Print exactly the lines from the line with "Convert this document image to plain text." to the last line of the data, please, both included.

INPUT MATERIAL
___
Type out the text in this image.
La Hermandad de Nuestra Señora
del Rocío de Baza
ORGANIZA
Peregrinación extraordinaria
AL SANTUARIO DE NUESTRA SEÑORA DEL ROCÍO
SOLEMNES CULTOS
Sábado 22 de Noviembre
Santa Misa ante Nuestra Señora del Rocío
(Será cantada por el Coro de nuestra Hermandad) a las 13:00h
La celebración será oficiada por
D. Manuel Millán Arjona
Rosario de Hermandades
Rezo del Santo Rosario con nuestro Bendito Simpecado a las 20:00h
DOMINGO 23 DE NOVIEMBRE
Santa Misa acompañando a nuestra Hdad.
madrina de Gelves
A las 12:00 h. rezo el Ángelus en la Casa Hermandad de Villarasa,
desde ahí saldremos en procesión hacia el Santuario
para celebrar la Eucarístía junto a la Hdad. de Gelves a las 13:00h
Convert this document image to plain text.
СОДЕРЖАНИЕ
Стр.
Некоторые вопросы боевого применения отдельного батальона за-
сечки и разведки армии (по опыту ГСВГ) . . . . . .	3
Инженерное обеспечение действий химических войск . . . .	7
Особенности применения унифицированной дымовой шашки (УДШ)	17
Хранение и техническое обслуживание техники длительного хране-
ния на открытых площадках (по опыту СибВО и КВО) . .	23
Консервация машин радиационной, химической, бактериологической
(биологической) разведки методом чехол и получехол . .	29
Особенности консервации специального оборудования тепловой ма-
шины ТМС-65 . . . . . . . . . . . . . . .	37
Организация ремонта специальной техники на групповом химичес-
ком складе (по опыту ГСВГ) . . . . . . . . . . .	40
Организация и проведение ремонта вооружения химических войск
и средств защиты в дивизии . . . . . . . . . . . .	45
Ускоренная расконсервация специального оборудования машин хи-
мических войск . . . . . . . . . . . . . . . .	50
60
___
FULL ANSWER
Convert this document image to plain text.
СОДЕРЖАНИЕ
Стр.
Некоторые вопросы боевого применения отдельного батальона за-
сечки и разведки армии (по опыту ГСВГ) . . . . . .	3
Инженерное обеспечение действий химических войск . . . .	7
Особенности применения унифицированной дымовой шашки (УДШ)	17
Хранение и техническое обслуживание техники длительного хране-
ния на открытых площадках (по опыту СибВО и КВО) . .	23
Консервация машин радиационной, химической, бактериологической
(биологической) разведки методом чехол и получехол . .	29
Особенности консервации специального оборудования тепловой ма-
шины ТМС-65 . . . . . . . . . . . . . . .	37
Организация ремонта специальной техники на групповом химичес-
ком складе (по опыту ГСВГ) . . . . . . . . . . .	40
Организация и проведение ремонта вооружения химических войск
и средств защиты в дивизии . . . . . . . . . . . .	45
Ускоренная расконсервация специального оборудования машин хи-
мических войск . . . . . . . . . . . . . . . .	50
60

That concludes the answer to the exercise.